* **TO DO**:
Find and copy lines holding "Dũng".

* **DATA**:
.....

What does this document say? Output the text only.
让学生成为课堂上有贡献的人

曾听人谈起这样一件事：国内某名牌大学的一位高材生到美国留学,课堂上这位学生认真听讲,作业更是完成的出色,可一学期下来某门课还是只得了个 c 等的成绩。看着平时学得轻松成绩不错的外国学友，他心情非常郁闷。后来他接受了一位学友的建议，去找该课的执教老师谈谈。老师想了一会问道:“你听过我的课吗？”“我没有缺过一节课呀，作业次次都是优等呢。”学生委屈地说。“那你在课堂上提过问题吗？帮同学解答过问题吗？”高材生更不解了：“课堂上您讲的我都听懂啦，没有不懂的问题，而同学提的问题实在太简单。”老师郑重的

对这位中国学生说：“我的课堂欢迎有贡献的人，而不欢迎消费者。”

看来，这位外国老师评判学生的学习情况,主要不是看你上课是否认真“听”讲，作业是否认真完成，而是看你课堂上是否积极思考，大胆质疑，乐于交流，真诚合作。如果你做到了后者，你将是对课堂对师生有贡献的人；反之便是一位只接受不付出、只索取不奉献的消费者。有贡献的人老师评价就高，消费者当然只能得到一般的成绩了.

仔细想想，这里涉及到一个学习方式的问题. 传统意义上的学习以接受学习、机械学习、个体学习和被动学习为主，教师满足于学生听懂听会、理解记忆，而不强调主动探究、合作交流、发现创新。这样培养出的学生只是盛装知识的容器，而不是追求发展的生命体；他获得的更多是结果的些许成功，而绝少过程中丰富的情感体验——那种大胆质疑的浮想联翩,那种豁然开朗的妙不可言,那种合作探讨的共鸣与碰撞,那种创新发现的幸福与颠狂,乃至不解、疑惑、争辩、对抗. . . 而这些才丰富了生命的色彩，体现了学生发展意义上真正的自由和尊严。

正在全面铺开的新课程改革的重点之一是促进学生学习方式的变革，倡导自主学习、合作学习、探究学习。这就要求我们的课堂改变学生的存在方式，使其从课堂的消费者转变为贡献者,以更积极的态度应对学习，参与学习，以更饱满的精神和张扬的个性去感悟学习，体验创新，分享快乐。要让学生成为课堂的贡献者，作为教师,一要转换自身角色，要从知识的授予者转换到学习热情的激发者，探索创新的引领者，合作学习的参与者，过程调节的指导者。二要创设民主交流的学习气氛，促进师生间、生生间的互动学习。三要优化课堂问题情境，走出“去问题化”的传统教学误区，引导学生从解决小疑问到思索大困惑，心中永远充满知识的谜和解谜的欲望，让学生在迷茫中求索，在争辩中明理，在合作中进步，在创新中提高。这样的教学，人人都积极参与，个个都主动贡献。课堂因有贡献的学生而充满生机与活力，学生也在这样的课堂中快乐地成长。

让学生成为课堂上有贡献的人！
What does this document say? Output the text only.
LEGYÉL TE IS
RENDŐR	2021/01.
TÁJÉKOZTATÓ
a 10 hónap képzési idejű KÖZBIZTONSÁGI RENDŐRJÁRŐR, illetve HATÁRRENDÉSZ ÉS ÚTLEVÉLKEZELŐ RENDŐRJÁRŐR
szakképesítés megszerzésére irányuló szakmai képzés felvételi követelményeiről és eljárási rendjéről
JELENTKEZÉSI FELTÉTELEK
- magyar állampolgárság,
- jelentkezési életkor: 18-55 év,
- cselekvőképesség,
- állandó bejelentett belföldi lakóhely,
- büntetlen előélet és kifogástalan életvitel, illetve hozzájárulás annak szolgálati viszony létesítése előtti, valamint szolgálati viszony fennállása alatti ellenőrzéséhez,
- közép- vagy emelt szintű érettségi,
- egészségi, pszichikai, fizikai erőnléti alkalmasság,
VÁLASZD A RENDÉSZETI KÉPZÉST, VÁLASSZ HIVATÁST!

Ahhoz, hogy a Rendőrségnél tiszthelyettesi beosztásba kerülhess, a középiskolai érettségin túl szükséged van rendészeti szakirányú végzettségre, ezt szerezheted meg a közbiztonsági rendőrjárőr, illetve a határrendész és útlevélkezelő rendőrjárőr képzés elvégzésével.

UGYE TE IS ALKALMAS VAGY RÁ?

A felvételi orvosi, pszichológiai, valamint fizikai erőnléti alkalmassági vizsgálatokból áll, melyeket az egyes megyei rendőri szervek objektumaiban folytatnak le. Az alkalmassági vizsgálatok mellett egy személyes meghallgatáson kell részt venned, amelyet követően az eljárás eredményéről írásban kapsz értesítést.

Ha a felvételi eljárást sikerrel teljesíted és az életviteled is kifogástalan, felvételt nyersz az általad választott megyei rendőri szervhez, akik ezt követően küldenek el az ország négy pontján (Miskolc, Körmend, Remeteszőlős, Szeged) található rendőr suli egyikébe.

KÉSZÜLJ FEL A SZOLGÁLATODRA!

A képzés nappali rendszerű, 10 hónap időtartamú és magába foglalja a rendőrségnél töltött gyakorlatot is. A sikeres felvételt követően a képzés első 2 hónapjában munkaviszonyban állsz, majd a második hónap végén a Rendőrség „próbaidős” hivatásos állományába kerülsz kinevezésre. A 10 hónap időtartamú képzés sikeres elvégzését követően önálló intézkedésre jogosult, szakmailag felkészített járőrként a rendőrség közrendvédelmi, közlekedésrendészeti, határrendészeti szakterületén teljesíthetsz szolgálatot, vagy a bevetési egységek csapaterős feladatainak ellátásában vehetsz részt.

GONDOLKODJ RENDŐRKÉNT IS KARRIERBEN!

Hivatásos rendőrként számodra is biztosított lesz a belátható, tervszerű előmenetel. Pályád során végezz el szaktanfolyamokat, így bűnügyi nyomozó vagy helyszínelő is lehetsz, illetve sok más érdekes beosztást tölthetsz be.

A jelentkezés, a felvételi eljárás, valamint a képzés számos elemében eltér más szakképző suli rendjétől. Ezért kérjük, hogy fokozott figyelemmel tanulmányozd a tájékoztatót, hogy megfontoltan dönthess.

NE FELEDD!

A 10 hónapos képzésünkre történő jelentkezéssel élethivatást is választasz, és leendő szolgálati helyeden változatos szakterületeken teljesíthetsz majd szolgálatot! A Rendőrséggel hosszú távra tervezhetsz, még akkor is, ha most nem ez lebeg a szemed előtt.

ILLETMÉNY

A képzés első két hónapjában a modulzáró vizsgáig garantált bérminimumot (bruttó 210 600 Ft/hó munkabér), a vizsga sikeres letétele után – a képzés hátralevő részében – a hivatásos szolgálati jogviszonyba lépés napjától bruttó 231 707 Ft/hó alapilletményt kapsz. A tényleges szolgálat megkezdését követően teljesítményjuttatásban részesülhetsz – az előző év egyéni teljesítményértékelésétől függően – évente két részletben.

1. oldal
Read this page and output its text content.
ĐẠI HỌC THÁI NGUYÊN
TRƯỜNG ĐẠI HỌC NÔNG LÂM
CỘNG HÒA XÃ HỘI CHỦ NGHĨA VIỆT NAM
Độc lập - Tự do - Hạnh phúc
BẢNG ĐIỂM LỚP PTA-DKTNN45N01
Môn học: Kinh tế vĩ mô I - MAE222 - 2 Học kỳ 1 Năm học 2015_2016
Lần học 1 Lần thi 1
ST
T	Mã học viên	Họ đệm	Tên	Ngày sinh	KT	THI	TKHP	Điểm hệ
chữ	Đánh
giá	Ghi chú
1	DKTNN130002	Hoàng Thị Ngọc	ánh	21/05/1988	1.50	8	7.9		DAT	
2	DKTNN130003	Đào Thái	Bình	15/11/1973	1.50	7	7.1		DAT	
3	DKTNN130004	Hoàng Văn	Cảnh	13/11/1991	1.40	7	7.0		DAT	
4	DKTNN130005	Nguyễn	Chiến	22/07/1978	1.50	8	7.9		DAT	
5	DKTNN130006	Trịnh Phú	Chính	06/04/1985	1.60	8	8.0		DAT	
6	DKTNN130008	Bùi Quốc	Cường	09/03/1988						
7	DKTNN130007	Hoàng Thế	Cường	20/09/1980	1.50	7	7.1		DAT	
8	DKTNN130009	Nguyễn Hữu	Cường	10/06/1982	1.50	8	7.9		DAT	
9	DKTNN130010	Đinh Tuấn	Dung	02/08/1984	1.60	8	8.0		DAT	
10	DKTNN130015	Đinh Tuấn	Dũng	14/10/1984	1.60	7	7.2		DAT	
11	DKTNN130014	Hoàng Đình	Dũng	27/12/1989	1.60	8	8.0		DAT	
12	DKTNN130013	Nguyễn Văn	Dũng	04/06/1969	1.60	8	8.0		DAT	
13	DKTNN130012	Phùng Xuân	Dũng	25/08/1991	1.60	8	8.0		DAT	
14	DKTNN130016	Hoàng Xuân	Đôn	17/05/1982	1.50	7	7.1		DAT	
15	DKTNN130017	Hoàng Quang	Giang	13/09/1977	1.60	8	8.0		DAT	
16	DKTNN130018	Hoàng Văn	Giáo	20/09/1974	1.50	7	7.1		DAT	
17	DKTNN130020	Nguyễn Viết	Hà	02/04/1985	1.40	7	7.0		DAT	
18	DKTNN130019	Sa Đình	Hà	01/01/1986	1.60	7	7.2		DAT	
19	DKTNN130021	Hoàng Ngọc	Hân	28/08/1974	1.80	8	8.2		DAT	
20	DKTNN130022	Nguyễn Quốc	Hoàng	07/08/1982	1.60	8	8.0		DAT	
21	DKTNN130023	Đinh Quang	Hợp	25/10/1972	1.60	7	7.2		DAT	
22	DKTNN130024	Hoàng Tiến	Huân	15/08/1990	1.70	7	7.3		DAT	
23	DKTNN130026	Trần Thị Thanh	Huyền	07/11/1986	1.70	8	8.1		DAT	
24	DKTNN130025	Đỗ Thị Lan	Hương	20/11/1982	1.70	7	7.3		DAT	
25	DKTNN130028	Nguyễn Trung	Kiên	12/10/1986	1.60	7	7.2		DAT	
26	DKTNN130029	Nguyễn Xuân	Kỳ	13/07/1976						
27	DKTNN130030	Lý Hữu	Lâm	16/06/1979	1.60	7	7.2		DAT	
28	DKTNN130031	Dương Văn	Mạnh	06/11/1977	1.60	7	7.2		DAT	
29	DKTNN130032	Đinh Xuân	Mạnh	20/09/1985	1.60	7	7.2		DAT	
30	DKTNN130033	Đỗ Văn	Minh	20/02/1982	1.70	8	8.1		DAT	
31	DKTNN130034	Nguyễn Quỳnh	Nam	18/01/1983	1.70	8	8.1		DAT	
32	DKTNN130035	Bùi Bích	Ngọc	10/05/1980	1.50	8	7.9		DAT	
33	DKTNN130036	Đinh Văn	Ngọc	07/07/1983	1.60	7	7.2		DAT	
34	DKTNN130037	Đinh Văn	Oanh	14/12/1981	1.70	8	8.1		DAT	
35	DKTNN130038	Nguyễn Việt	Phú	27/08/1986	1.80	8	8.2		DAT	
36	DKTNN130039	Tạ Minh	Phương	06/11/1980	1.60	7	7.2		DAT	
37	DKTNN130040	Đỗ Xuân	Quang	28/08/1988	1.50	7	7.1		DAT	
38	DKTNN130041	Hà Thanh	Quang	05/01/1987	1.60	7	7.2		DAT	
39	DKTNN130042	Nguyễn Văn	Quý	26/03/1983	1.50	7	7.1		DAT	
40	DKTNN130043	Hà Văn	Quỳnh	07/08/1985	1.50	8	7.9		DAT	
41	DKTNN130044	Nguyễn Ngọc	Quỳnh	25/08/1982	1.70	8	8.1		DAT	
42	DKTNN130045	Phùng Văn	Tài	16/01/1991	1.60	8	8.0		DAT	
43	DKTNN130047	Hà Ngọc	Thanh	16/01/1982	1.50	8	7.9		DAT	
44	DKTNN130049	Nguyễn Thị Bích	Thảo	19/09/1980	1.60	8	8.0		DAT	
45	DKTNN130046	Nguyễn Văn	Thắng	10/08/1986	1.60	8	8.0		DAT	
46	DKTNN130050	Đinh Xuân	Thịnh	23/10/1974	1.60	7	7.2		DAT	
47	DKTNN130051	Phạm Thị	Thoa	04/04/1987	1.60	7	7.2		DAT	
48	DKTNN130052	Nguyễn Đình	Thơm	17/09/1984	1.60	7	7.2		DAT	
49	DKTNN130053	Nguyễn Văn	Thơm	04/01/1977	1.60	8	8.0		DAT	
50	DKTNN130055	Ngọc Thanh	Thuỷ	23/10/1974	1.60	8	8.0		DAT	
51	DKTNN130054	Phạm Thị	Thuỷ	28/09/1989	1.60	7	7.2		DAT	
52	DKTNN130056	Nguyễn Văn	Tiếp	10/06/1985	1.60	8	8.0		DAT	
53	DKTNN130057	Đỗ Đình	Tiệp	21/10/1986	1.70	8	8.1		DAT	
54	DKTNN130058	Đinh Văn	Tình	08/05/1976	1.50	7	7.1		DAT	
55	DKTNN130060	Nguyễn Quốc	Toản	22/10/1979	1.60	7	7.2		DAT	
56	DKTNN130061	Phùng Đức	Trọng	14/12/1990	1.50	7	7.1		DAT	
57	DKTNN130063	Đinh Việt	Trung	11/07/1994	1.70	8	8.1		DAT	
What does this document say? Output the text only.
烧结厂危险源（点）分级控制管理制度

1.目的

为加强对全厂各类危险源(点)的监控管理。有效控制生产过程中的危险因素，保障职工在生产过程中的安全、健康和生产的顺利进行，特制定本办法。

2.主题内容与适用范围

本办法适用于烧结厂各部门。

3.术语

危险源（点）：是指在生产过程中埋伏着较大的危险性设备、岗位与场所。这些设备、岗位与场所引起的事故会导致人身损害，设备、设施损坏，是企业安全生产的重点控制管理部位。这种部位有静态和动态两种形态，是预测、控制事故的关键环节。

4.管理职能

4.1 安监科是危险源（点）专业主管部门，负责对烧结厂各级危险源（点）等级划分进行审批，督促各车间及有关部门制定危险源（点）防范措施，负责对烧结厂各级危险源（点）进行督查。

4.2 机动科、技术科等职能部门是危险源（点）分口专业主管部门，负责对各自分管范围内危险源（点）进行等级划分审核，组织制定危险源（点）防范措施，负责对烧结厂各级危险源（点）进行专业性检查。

.....

* **FINISHED TASK**:
10	DKTNN130015	Đinh Tuấn	Dũng	14/10/1984	1.60	7	7.2		DAT	
11	DKTNN130014	Hoàng Đình	Dũng	27/12/1989	1.60	8	8.0		DAT	
12	DKTNN130013	Nguyễn Văn	Dũng	04/06/1969	1.60	8	8.0		DAT	
13	DKTNN130012	Phùng Xuân	Dũng	25/08/1991	1.60	8	8.0		DAT	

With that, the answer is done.